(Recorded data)
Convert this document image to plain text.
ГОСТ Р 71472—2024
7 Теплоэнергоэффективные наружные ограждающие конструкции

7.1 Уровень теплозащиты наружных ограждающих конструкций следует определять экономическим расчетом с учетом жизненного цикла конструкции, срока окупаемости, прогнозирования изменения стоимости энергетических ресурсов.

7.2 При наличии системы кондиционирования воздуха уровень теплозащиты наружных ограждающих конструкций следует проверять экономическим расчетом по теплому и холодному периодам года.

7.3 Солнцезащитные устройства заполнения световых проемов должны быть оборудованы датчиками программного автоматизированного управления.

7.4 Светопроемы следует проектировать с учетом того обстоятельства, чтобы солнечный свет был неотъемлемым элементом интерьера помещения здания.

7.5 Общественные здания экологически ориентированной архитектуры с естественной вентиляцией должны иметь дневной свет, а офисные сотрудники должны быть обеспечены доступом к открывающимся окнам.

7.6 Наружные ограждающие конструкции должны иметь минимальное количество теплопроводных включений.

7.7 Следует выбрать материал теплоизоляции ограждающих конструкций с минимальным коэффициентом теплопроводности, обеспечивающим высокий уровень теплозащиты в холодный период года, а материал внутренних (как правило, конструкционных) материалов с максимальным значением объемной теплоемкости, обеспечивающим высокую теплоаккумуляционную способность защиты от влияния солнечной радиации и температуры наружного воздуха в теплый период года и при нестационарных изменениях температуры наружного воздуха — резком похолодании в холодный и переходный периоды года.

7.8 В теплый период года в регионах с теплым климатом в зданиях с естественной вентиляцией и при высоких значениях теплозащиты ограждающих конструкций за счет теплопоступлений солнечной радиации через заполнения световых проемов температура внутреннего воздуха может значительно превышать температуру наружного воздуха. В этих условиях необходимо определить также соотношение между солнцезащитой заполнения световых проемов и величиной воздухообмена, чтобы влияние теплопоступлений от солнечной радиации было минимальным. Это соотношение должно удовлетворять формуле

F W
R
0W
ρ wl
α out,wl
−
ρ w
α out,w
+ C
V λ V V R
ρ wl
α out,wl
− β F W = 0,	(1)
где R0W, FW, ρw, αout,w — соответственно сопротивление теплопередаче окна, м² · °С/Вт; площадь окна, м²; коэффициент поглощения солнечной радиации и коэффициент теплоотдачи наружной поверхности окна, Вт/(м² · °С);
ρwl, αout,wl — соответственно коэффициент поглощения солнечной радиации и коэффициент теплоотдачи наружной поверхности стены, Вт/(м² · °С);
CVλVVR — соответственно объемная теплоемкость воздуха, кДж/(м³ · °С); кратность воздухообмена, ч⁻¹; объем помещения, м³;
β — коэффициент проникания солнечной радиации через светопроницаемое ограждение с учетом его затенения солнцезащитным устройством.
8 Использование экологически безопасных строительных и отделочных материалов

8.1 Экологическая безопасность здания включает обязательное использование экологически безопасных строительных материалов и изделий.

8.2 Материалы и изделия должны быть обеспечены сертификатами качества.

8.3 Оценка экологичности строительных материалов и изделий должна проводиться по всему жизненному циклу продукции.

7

**OBJECTIVE**. Select all lines in the listing above where the word "заполнения" appears, and show them.

**TASK RESULT**.
7.3 Солнцезащитные устройства заполнения световых проемов должны быть оборудованы датчиками программного автоматизированного управления.
7.8 В теплый период года в регионах с теплым климатом в зданиях с естественной вентиляцией и при высоких значениях теплозащиты ограждающих конструкций за счет теплопоступлений солнечной радиации через заполнения световых проемов температура внутреннего воздуха может значительно превышать температуру наружного воздуха. В этих условиях необходимо определить также соотношение между солнцезащитой заполнения световых проемов и величиной воздухообмена, чтобы влияние теплопоступлений от солнечной радиации было минимальным. Это соотношение должно удовлетворять формуле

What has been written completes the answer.